Extracted data entries:

###

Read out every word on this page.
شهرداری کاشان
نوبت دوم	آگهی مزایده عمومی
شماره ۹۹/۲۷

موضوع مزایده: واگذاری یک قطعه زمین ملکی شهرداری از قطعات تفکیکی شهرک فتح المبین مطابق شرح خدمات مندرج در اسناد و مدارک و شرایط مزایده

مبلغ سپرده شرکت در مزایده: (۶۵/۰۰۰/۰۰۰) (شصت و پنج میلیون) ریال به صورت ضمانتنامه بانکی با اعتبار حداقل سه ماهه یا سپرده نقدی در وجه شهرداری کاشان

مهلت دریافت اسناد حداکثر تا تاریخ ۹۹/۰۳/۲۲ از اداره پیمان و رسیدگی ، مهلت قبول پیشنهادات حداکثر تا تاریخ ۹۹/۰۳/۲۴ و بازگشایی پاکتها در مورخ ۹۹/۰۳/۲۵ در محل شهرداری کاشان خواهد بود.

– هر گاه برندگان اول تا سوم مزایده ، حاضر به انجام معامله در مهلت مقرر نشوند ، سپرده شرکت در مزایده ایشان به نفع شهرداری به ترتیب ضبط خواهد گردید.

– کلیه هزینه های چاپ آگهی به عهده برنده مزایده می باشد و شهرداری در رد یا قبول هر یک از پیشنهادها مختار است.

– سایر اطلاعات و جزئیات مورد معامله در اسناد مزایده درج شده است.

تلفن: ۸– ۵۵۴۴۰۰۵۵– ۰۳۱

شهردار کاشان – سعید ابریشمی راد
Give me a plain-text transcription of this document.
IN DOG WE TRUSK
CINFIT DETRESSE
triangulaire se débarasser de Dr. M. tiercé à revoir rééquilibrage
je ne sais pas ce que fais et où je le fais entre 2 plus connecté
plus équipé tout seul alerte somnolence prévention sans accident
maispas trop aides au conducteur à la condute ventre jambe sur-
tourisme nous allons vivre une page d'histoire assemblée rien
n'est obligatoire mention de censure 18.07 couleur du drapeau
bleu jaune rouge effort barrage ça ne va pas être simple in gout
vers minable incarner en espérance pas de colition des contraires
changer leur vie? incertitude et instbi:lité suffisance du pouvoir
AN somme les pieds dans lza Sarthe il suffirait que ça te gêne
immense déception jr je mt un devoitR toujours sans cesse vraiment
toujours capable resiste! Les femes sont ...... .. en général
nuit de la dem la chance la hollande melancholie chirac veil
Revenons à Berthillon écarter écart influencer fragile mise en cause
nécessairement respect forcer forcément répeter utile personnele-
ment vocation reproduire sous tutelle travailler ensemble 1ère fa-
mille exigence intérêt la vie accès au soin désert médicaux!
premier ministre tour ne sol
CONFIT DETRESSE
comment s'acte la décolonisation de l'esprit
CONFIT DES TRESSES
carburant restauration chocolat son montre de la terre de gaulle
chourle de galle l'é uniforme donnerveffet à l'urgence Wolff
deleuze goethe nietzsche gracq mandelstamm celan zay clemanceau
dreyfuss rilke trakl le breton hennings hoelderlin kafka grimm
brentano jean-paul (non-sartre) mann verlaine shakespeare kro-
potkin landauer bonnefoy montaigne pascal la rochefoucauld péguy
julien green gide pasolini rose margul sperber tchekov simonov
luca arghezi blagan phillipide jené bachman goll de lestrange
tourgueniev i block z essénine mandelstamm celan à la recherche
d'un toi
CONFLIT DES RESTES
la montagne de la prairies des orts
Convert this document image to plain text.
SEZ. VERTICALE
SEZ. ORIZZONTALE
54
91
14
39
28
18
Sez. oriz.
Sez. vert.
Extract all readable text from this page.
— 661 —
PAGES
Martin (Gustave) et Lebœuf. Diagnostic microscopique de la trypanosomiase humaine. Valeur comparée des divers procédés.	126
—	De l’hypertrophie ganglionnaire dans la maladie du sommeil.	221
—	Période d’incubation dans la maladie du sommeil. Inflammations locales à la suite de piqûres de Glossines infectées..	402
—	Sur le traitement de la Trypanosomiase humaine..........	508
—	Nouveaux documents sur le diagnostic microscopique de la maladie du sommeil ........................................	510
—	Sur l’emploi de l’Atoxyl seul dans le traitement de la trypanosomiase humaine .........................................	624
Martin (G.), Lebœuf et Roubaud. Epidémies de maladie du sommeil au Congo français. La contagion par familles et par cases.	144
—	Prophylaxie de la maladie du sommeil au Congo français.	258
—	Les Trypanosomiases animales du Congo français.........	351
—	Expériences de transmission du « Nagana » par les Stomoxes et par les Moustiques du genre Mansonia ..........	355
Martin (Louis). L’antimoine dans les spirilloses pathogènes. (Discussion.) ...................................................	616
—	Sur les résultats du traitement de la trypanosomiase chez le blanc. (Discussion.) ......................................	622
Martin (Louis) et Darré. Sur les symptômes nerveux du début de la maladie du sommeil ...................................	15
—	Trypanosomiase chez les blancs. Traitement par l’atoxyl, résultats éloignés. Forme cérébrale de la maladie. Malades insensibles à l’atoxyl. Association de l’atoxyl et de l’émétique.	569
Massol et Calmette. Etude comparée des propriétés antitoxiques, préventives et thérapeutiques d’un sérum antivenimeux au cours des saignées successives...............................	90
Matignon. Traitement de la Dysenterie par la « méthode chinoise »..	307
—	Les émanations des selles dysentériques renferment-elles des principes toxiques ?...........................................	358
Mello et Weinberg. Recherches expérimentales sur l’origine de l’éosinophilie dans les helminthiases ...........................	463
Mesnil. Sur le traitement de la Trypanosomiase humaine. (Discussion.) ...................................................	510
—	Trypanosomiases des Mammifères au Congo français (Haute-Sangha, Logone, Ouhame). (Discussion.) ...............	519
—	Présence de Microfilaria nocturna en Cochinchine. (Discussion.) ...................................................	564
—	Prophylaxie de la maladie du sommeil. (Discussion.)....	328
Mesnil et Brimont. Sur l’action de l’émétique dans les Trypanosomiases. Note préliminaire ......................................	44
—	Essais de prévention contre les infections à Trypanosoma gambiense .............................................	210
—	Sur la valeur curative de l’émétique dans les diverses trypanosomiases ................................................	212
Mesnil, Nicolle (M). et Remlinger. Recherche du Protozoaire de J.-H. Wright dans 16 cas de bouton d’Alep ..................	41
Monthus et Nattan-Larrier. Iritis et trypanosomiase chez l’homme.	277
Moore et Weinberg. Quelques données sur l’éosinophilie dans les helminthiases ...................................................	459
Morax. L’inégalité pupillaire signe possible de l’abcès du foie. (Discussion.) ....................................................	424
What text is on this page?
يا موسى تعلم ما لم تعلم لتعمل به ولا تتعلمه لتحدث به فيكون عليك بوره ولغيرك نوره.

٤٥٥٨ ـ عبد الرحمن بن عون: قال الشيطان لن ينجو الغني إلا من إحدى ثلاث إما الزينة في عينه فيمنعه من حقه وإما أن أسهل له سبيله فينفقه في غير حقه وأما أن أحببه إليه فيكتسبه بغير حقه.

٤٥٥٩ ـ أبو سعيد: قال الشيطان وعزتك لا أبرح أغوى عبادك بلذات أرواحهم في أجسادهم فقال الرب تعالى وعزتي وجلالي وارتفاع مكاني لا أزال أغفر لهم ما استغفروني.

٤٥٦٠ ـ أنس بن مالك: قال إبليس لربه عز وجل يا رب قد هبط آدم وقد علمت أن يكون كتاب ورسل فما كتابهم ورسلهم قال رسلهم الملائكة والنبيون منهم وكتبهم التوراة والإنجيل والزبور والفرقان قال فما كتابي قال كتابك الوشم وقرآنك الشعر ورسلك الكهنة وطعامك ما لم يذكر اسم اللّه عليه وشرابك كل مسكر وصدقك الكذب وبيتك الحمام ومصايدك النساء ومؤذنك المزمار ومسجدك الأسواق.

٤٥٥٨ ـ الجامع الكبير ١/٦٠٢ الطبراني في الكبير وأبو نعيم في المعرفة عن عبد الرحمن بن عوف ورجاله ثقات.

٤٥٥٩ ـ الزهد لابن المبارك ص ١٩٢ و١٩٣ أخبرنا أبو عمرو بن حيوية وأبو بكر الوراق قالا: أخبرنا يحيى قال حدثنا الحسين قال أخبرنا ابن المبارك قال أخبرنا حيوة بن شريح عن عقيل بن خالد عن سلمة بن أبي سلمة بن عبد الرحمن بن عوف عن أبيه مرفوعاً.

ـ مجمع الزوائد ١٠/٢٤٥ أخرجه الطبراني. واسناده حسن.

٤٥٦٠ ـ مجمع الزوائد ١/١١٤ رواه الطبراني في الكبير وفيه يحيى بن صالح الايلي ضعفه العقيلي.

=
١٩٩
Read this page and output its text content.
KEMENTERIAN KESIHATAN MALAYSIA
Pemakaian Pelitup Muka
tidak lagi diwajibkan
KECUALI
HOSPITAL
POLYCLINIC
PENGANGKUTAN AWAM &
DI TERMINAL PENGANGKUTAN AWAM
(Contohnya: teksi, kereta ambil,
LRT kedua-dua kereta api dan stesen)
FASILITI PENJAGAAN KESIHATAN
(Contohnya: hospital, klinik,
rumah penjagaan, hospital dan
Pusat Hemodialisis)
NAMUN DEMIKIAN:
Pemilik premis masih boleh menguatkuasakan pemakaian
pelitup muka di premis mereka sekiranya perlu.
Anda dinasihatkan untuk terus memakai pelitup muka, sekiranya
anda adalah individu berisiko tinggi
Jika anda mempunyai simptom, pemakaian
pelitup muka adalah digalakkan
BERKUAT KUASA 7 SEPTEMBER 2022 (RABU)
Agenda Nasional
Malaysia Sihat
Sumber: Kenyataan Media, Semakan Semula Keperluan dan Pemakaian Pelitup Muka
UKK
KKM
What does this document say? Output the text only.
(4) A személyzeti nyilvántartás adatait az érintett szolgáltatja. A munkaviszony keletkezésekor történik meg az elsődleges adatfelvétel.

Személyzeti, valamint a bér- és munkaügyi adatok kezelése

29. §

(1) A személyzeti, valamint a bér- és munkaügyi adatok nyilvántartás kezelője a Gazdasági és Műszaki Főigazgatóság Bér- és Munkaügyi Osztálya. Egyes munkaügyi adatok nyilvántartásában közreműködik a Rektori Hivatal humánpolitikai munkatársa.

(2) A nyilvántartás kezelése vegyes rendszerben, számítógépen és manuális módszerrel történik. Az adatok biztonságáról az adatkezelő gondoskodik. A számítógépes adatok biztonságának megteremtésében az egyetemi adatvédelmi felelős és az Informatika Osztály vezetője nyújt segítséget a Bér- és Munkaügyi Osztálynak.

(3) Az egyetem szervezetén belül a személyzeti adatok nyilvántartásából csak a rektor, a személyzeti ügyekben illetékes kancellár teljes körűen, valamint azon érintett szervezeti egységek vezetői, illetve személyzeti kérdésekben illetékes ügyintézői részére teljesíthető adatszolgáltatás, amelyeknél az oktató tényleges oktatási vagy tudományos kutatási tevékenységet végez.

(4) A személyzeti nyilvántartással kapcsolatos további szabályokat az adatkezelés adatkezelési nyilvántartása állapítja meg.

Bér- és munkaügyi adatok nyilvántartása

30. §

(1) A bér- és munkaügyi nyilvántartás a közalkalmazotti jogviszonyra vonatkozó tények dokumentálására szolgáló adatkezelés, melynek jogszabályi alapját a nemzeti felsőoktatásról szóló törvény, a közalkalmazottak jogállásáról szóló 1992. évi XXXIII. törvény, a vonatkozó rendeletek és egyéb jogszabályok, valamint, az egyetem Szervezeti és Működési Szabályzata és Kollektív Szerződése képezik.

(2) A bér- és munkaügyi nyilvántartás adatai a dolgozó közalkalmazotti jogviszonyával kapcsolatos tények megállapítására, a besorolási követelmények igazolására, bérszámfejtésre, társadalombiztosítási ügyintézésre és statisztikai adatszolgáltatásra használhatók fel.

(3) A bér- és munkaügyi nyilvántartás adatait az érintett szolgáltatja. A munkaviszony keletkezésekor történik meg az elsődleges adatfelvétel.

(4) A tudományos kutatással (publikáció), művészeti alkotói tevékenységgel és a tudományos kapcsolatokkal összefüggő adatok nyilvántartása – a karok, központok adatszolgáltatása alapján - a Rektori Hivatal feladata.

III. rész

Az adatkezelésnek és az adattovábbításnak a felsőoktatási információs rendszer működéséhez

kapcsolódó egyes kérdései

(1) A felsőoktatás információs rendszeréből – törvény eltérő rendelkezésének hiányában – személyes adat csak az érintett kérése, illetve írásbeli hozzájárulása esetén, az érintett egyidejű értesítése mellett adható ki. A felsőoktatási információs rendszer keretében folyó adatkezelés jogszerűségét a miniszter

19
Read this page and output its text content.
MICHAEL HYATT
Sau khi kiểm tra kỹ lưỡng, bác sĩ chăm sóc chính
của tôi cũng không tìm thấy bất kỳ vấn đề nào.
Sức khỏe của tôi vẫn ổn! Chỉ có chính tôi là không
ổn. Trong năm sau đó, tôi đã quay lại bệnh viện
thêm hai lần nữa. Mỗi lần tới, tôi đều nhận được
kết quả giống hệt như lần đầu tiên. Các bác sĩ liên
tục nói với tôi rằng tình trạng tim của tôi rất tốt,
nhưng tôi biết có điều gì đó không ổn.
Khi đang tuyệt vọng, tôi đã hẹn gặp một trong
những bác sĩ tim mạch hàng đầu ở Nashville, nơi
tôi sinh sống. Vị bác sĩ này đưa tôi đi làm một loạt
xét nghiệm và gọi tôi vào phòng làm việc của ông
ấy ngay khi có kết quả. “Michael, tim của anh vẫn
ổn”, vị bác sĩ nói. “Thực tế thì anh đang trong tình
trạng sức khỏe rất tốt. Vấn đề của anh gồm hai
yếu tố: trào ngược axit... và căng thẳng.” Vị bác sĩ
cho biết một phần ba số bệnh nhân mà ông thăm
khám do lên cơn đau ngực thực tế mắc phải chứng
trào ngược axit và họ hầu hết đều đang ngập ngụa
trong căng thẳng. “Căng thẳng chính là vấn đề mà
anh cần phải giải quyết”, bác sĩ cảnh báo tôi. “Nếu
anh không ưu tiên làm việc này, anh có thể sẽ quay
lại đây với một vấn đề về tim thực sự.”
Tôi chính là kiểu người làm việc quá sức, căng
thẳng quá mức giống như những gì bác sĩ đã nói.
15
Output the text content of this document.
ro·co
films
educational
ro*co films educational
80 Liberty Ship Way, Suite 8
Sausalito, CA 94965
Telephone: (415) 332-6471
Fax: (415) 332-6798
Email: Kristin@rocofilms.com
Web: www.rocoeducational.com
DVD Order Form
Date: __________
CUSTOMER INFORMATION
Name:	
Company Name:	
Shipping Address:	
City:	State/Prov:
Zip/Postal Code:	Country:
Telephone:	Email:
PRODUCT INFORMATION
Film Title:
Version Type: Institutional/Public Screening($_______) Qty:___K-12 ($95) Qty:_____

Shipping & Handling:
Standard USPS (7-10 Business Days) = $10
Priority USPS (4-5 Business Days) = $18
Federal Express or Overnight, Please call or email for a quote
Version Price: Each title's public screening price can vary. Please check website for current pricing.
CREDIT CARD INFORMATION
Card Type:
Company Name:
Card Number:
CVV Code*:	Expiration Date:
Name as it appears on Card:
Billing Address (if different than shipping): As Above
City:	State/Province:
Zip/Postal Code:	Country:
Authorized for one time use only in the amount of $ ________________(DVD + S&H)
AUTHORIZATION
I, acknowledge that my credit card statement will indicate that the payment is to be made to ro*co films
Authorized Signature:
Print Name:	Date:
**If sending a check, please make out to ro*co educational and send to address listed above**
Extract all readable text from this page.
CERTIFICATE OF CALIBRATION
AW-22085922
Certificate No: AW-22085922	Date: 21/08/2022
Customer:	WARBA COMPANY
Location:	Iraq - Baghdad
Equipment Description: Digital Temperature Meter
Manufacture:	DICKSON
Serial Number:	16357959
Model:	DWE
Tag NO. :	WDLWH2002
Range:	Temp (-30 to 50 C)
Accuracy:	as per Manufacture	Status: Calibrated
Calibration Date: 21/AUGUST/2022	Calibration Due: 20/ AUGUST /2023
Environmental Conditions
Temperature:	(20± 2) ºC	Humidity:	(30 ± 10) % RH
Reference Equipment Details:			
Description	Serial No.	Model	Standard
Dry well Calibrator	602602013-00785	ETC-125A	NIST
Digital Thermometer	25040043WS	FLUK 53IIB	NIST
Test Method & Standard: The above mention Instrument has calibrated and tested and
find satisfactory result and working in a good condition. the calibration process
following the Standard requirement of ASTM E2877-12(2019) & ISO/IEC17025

###

What to do: List all lines from the entries that include the word "آگهی".

Answer to this task:
نوبت دوم	آگهی مزایده عمومی
– کلیه هزینه های چاپ آگهی به عهده برنده مزایده می باشد و شهرداری در رد یا قبول هر یک از پیشنهادها مختار است.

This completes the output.